Stated goal => Locate the word "Average" in the material, then show every line that holds it.

+++ Provided entries

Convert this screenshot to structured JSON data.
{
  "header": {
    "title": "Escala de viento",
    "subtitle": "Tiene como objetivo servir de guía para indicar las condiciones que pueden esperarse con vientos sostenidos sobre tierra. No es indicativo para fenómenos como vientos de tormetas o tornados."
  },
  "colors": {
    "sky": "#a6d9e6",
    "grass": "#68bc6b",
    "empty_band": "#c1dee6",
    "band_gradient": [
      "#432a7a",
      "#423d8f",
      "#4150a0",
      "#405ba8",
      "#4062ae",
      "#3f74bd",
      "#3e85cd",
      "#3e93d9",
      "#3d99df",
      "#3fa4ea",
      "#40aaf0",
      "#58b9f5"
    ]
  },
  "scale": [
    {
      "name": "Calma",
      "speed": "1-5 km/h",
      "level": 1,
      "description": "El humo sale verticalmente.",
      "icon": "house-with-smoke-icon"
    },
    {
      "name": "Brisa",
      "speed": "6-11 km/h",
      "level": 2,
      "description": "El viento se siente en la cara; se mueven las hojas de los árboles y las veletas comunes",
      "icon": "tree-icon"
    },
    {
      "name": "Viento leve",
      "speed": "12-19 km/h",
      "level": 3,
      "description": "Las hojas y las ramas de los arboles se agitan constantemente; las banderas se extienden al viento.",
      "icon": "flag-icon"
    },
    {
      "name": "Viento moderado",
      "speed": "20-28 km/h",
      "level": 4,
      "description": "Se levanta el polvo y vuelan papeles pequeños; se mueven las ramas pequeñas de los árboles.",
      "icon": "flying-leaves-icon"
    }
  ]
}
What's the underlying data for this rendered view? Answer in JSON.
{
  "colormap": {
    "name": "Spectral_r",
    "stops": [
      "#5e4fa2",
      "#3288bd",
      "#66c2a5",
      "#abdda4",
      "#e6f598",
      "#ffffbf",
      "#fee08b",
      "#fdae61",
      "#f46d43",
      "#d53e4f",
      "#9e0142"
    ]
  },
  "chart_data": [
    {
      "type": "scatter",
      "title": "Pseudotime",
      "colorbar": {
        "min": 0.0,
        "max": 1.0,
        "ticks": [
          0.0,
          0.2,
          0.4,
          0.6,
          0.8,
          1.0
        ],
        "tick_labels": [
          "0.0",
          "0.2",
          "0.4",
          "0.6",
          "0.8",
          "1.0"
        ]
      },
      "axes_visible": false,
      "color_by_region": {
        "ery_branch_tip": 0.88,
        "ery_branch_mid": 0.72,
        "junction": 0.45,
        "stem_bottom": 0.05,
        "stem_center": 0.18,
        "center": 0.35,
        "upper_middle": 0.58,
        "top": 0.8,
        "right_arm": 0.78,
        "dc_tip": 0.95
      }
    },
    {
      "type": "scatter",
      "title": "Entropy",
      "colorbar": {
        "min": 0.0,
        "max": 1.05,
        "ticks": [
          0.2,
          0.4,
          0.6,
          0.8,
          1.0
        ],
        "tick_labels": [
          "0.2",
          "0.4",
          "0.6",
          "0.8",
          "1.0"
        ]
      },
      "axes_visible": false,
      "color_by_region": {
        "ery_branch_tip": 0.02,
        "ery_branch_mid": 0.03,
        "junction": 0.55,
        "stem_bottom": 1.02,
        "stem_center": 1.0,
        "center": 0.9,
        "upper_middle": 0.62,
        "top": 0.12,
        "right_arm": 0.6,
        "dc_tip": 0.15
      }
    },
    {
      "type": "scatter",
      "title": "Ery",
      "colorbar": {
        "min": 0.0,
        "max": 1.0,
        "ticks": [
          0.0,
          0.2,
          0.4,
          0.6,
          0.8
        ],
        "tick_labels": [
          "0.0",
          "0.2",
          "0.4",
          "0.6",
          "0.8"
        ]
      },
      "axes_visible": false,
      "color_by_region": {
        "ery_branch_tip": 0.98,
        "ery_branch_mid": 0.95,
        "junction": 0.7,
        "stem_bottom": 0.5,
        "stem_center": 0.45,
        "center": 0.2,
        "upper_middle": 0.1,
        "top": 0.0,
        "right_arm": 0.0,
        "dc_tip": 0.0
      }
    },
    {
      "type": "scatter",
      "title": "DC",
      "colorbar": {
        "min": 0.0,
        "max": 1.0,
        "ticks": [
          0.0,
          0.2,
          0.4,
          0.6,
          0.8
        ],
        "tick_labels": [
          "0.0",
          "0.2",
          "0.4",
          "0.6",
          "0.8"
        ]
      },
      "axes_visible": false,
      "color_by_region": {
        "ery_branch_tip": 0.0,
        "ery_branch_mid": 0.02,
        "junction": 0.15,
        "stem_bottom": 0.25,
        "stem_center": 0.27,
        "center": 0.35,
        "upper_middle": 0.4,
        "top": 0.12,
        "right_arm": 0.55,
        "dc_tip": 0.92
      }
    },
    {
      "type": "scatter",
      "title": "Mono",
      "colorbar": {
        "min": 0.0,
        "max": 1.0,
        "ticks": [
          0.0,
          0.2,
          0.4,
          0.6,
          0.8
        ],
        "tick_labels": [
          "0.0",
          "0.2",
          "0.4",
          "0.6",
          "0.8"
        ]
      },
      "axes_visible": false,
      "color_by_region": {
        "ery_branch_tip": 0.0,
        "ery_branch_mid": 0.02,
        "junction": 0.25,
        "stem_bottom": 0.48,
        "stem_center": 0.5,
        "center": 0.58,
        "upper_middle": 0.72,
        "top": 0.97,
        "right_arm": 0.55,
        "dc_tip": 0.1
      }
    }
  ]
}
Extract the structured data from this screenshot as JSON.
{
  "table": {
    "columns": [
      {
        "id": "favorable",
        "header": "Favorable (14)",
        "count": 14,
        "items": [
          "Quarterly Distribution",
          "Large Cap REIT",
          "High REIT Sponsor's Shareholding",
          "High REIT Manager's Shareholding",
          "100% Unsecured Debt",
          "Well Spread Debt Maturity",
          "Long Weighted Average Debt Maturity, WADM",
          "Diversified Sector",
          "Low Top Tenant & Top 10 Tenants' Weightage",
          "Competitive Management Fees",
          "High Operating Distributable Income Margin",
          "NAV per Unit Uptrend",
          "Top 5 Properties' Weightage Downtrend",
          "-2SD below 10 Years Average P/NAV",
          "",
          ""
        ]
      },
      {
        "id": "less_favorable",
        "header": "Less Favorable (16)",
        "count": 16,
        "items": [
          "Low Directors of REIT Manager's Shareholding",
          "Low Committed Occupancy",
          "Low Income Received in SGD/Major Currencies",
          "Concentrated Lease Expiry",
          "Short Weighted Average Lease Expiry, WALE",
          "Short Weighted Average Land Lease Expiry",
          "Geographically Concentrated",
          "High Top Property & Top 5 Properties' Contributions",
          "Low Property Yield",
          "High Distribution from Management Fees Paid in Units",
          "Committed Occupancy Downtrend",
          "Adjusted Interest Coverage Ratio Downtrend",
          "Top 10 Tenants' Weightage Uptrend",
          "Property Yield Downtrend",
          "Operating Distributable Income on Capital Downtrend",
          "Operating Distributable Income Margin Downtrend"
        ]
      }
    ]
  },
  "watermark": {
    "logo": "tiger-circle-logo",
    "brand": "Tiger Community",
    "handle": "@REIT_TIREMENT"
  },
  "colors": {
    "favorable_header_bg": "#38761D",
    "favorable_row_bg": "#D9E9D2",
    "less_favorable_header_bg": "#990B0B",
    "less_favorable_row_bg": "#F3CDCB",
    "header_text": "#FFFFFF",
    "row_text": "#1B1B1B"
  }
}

++++++

Solved exercise =>
          "Long Weighted Average Debt Maturity, WADM",
          "-2SD below 10 Years Average P/NAV",
          "Short Weighted Average Lease Expiry, WALE",
          "Short Weighted Average Land Lease Expiry",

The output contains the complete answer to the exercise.